*Required work*. Pick out each line with the word "Arsenal" from the material that follows.

(Rows from a dataset)
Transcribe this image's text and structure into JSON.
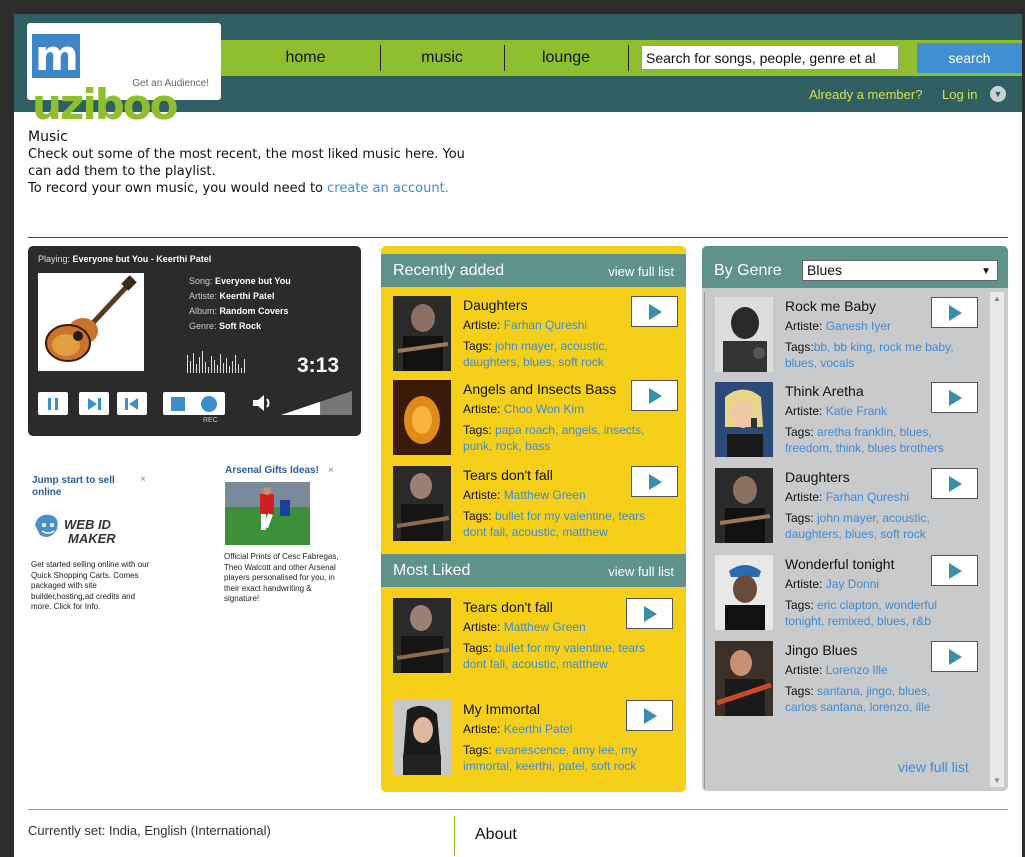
{
  "header": {
    "logo_text": "muziboo",
    "tagline": "Get an Audience!",
    "nav": [
      "home",
      "music",
      "lounge"
    ],
    "search_placeholder": "Search for songs, people, genre et al",
    "search_button": "search",
    "member_prompt": "Already a member?",
    "login": "Log in"
  },
  "intro": {
    "title": "Music",
    "line1": "Check out some of the most recent, the most liked music here. You",
    "line2": "can add them to the playlist.",
    "line3_prefix": "To record your own music, you would need to ",
    "line3_link": "create an account."
  },
  "player": {
    "playing_label": "Playing:",
    "playing_title": "Everyone but You - Keerthi Patel",
    "song_label": "Song:",
    "song": "Everyone but You",
    "artiste_label": "Artiste:",
    "artiste": "Keerthi Patel",
    "album_label": "Album:",
    "album": "Random Covers",
    "genre_label": "Genre:",
    "genre": "Soft Rock",
    "time": "3:13",
    "rec_label": "REC",
    "volume_level": 0.55
  },
  "ads": {
    "ad1_title": "Jump start to sell online",
    "ad1_logo": "WEB ID MAKER",
    "ad1_text": "Get started selling online with our Quick Shopping Carts. Comes packaged with site builder,hosting,ad credits and more. Click for Info.",
    "ad2_title": "Arsenal Gifts Ideas!",
    "ad2_text": "Official Prints of Cesc Fabregas, Theo Walcott and other Arsenal players personalised for you, in their exact handwriting & signature!",
    "close": "×"
  },
  "recent": {
    "title": "Recently added",
    "view_full": "view full list",
    "tracks": [
      {
        "name": "Daughters",
        "artist": "Farhan Qureshi",
        "tags1": "john mayer, acoustic,",
        "tags2": "daughters, blues, soft rock"
      },
      {
        "name": "Angels and Insects Bass",
        "artist": "Choo Won Kim",
        "tags1": "papa roach, angels, insects,",
        "tags2": "punk, rock, bass"
      },
      {
        "name": "Tears don't fall",
        "artist": "Matthew Green",
        "tags1": "bullet for my valentine, tears",
        "tags2": "dont fall, acoustic, matthew"
      }
    ]
  },
  "liked": {
    "title": "Most Liked",
    "view_full": "view full list",
    "tracks": [
      {
        "name": "Tears don't fall",
        "artist": "Matthew Green",
        "tags1": "bullet for my valentine, tears",
        "tags2": "dont fall, acoustic, matthew"
      },
      {
        "name": "My Immortal",
        "artist": "Keerthi Patel",
        "tags1": "evanescence, amy lee, my",
        "tags2": "immortal, keerthi, patel, soft rock"
      }
    ]
  },
  "genre": {
    "title": "By Genre",
    "selected": "Blues",
    "view_full": "view full list",
    "tracks": [
      {
        "name": "Rock me Baby",
        "artist": "Ganesh Iyer",
        "tags1": "bb, bb king, rock me baby,",
        "tags2": "blues, vocals"
      },
      {
        "name": "Think Aretha",
        "artist": "Katie Frank",
        "tags1": "aretha franklin, blues,",
        "tags2": "freedom, think, blues brothers"
      },
      {
        "name": "Daughters",
        "artist": "Farhan Qureshi",
        "tags1": "john mayer, acoustic,",
        "tags2": "daughters, blues, soft rock"
      },
      {
        "name": "Wonderful tonight",
        "artist": "Jay Donni",
        "tags1": "eric clapton, wonderful",
        "tags2": "tonight, remixed, blues, r&b"
      },
      {
        "name": "Jingo Blues",
        "artist": "Lorenzo Ille",
        "tags1": "santana, jingo, blues,",
        "tags2": "carlos santana, lorenzo, ille"
      }
    ]
  },
  "labels": {
    "artiste": "Artiste: ",
    "tags": "Tags: ",
    "tags_tight": "Tags:"
  },
  "footer": {
    "currently": "Currently set: India, English (International)",
    "about": "About"
  },
  "colors": {
    "header_bg": "#2f5f63",
    "nav_green": "#8fbf2e",
    "search_blue": "#3f8fd2",
    "panel_yellow": "#f6cf19",
    "panel_head_teal": "#5f928b",
    "genre_gray": "#c9cacb",
    "link_blue": "#3c8cd6"
  }
}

*Exercise response*.
    "ad2_title": "Arsenal Gifts Ideas!",
    "ad2_text": "Official Prints of Cesc Fabregas, Theo Walcott and other Arsenal players personalised for you, in their exact handwriting & signature!",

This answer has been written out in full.